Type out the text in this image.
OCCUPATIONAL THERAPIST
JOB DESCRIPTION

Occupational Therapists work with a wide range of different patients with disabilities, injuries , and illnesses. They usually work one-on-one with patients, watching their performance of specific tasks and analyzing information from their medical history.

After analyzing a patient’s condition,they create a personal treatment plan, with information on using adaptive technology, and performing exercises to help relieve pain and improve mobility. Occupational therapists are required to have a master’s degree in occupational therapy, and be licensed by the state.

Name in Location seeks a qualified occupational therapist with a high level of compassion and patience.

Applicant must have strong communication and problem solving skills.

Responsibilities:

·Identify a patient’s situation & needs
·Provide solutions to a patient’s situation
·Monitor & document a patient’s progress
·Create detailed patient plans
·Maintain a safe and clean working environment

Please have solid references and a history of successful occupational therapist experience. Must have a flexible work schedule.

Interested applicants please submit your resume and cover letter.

+ + +

- _YOUR ASSIGNMENT_
Which lines above hold the string "situation"? Please copy all of them.

- _TASK OUTPUT_
·Identify a patient’s situation & needs
·Provide solutions to a patient’s situation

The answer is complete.